### What you need to do
List every line below containing "JSON".

# # # # #

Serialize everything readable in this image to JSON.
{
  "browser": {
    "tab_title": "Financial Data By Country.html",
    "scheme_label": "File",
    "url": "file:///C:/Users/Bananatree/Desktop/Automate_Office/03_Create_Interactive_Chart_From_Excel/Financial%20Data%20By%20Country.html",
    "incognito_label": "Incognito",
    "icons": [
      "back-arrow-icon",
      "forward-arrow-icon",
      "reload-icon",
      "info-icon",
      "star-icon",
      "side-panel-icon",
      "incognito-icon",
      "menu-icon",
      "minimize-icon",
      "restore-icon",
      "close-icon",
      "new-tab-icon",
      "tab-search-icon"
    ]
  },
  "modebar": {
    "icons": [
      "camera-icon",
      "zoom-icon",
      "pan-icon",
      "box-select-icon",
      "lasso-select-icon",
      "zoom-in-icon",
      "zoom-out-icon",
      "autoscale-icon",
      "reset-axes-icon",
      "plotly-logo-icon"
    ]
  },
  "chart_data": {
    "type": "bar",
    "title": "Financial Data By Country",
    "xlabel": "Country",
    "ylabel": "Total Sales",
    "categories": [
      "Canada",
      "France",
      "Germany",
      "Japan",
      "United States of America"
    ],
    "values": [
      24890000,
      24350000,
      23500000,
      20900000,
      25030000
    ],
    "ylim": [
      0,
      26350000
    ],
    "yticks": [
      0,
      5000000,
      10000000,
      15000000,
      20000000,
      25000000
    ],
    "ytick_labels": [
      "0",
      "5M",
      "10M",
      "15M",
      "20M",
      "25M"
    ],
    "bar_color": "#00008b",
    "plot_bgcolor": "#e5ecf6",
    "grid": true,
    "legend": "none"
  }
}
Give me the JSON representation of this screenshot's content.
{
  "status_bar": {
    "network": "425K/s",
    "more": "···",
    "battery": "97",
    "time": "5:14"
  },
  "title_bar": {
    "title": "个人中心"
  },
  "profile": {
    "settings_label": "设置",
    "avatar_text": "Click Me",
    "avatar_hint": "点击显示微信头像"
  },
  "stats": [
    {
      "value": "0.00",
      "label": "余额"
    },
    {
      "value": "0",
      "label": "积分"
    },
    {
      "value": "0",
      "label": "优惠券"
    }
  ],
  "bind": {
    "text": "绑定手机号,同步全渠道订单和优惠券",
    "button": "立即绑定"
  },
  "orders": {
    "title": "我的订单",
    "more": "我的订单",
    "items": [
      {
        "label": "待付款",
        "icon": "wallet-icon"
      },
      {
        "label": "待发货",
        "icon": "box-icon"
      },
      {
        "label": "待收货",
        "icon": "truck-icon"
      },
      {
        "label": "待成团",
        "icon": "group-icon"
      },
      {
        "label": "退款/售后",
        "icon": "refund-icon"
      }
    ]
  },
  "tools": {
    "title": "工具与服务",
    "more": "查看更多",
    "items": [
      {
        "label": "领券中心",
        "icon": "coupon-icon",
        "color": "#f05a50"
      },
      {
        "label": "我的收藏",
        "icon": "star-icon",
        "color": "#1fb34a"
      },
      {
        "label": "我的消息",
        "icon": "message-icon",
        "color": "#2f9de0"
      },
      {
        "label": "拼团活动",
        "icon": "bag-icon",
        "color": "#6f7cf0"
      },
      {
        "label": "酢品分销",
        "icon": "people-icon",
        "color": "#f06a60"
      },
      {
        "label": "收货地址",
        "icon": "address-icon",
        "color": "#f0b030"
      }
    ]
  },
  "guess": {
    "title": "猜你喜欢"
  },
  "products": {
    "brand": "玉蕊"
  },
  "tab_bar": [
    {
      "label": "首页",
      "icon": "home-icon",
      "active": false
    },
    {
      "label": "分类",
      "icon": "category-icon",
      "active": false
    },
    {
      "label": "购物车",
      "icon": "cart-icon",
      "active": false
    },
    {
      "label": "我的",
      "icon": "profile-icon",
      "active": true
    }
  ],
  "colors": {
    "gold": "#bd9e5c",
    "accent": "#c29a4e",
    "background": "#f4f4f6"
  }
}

# # # # #

### Written answer
Serialize everything readable in this image to JSON.
Give me the JSON representation of this screenshot's content.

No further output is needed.